Repeat the records verbatim and leave the pictures out of your copy.
-=-=-=-=-
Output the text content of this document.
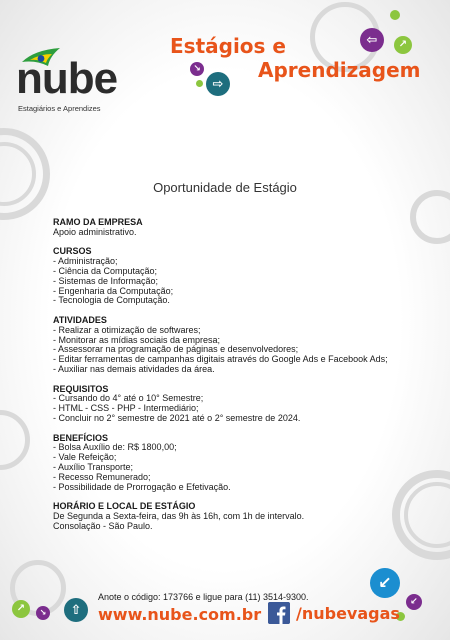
⇦	↗
↘
⇨
↙
↙
↗	↘	⇧
nube
Estagiários e Aprendizes
Estágios e
Aprendizagem
Oportunidade de Estágio
RAMO DA EMPRESA
Apoio administrativo.
CURSOS
- Administração;
- Ciência da Computação;
- Sistemas de Informação;
- Engenharia da Computação;
- Tecnologia de Computação.
ATIVIDADES
- Realizar a otimização de softwares;
- Monitorar as mídias sociais da empresa;
- Assessorar na programação de páginas e desenvolvedores;
- Editar ferramentas de campanhas digitais através do Google Ads e Facebook Ads;
- Auxiliar nas demais atividades da área.
REQUISITOS
- Cursando do 4° até o 10° Semestre;
- HTML - CSS - PHP - Intermediário;
- Concluir no 2° semestre de 2021 até o 2° semestre de 2024.
BENEFÍCIOS
- Bolsa Auxílio de: R$ 1800,00;
- Vale Refeição;
- Auxílio Transporte;
- Recesso Remunerado;
- Possibilidade de Prorrogação e Efetivação.
HORÁRIO E LOCAL DE ESTÁGIO
De Segunda a Sexta-feira, das 9h às 16h, com 1h de intervalo.
Consolação - São Paulo.
Anote o código: 173766 e ligue para (11) 3514-9300.
www.nube.com.br /nubevagas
-=-=-=-=-
Written reply ▸
Output the text content of this document.
⇦	↗
↘
⇨
↙
↙
↗	↘	⇧
nube
Estagiários e Aprendizes
Estágios e
Aprendizagem
Oportunidade de Estágio
RAMO DA EMPRESA
Apoio administrativo.
CURSOS
- Administração;
- Ciência da Computação;
- Sistemas de Informação;
- Engenharia da Computação;
- Tecnologia de Computação.
ATIVIDADES
- Realizar a otimização de softwares;
- Monitorar as mídias sociais da empresa;
- Assessorar na programação de páginas e desenvolvedores;
- Editar ferramentas de campanhas digitais através do Google Ads e Facebook Ads;
- Auxiliar nas demais atividades da área.
REQUISITOS
- Cursando do 4° até o 10° Semestre;
- HTML - CSS - PHP - Intermediário;
- Concluir no 2° semestre de 2021 até o 2° semestre de 2024.
BENEFÍCIOS
- Bolsa Auxílio de: R$ 1800,00;
- Vale Refeição;
- Auxílio Transporte;
- Recesso Remunerado;
- Possibilidade de Prorrogação e Efetivação.
HORÁRIO E LOCAL DE ESTÁGIO
De Segunda a Sexta-feira, das 9h às 16h, com 1h de intervalo.
Consolação - São Paulo.
Anote o código: 173766 e ligue para (11) 3514-9300.
www.nube.com.br /nubevagas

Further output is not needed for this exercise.